Repeat, word for word, the stretch of the listing below from its start through the line that contains "stone-white-r15[interactable] <box>164 117", including both ends.

Item position listing:
++++++++

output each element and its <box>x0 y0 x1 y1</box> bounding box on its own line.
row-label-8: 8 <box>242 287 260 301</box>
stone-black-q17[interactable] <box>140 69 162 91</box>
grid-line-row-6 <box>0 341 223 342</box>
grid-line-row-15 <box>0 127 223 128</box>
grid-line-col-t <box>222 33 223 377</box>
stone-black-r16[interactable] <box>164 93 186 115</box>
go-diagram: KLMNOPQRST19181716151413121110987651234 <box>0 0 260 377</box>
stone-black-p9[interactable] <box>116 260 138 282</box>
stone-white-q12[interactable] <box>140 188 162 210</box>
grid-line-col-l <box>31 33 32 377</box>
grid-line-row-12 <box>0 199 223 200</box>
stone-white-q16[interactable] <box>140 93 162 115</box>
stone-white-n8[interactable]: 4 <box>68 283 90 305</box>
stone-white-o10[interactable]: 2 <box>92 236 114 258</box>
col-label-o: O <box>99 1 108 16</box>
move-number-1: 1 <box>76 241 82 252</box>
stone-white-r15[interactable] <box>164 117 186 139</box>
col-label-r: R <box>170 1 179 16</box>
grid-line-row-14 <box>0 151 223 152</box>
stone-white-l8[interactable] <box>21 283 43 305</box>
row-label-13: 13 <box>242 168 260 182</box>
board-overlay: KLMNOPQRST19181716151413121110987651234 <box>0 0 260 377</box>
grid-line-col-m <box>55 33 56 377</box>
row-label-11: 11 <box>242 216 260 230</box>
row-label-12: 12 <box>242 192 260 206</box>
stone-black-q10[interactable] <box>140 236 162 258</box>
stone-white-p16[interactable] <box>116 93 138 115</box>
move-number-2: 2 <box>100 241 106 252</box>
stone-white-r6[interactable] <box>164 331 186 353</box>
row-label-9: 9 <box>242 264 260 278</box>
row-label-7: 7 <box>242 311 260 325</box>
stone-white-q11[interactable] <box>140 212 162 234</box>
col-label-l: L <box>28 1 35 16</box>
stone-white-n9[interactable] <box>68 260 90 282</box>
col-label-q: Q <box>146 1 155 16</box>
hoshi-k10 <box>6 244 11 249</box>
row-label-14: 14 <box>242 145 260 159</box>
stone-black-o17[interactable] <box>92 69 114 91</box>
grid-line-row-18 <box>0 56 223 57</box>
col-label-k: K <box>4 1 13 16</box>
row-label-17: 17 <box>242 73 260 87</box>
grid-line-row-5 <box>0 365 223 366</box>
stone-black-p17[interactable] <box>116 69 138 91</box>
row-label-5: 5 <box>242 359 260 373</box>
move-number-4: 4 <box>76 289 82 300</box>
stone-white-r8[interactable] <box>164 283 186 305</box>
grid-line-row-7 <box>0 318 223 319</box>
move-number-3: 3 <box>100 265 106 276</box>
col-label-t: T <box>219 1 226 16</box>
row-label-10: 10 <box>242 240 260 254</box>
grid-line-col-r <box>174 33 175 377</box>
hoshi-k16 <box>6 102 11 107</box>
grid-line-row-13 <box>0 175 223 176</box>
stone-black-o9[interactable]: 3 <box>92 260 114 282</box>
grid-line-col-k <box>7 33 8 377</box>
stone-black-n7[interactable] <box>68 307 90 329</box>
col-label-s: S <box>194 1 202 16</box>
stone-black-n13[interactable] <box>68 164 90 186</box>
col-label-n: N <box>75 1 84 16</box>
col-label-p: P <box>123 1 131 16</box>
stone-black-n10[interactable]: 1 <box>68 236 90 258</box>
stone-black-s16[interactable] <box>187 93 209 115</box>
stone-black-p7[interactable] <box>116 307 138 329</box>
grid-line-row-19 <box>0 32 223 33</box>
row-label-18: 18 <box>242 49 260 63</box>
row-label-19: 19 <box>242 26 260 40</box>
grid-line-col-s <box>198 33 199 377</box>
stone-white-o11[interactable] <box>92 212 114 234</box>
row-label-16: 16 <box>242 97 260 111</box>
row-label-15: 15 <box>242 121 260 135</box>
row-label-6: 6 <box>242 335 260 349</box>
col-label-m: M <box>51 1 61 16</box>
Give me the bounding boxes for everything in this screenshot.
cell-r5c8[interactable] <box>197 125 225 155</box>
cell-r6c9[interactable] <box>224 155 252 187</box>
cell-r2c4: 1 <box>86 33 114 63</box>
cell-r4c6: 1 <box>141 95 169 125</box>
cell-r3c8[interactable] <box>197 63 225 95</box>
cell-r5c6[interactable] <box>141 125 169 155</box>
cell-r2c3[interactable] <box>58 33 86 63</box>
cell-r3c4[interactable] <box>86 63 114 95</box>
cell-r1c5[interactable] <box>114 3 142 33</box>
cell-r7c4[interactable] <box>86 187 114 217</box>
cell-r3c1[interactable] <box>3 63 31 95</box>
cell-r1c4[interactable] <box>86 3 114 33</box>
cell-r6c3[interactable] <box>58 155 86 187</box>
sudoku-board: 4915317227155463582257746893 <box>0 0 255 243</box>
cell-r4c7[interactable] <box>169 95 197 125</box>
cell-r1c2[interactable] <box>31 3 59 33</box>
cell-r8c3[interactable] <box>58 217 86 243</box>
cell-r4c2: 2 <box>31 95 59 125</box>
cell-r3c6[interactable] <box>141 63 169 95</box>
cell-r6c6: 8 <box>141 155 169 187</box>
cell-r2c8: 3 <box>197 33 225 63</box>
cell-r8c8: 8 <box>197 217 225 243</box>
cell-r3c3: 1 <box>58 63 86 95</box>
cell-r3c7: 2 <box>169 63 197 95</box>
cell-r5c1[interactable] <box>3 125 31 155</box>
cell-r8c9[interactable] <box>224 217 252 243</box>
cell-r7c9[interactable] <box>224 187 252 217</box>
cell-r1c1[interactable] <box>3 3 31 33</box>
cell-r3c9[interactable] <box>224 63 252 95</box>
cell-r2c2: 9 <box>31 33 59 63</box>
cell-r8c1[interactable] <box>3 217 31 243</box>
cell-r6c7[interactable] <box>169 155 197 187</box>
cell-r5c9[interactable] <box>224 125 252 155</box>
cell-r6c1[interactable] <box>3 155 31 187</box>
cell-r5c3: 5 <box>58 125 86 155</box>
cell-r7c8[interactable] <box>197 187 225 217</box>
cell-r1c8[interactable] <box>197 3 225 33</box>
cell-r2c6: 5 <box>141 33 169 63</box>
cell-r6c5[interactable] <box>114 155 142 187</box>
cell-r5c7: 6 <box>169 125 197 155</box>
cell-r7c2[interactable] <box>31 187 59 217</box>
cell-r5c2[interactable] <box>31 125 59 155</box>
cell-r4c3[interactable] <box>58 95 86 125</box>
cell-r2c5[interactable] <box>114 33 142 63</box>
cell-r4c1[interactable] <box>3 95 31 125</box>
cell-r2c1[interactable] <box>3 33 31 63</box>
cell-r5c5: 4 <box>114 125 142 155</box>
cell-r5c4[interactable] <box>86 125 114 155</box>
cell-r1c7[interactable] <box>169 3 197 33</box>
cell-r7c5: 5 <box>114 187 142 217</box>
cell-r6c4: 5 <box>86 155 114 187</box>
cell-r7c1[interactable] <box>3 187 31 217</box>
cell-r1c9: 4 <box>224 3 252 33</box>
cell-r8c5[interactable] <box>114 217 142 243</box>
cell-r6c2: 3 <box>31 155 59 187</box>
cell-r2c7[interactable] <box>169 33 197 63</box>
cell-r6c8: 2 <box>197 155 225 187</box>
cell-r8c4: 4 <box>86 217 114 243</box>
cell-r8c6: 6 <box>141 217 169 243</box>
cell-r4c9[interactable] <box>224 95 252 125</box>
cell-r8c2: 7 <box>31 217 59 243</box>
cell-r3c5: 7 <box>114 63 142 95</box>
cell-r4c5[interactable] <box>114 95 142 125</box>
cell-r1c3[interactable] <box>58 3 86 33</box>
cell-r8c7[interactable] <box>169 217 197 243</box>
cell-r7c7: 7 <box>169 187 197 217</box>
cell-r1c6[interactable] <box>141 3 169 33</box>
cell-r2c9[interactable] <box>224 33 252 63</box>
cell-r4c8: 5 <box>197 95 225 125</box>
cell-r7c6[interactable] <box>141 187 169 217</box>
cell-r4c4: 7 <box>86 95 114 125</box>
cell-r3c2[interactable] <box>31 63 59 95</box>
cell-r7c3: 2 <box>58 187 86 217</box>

++++++++

**Reply:**
output each element and its <box>x0 y0 x1 y1</box> bounding box on its own line.
row-label-8: 8 <box>242 287 260 301</box>
stone-black-q17[interactable] <box>140 69 162 91</box>
grid-line-row-6 <box>0 341 223 342</box>
grid-line-row-15 <box>0 127 223 128</box>
grid-line-col-t <box>222 33 223 377</box>
stone-black-r16[interactable] <box>164 93 186 115</box>
go-diagram: KLMNOPQRST19181716151413121110987651234 <box>0 0 260 377</box>
stone-black-p9[interactable] <box>116 260 138 282</box>
stone-white-q12[interactable] <box>140 188 162 210</box>
grid-line-col-l <box>31 33 32 377</box>
grid-line-row-12 <box>0 199 223 200</box>
stone-white-q16[interactable] <box>140 93 162 115</box>
stone-white-n8[interactable]: 4 <box>68 283 90 305</box>
stone-white-o10[interactable]: 2 <box>92 236 114 258</box>
col-label-o: O <box>99 1 108 16</box>
move-number-1: 1 <box>76 241 82 252</box>
stone-white-r15[interactable] <box>164 117 186 139</box>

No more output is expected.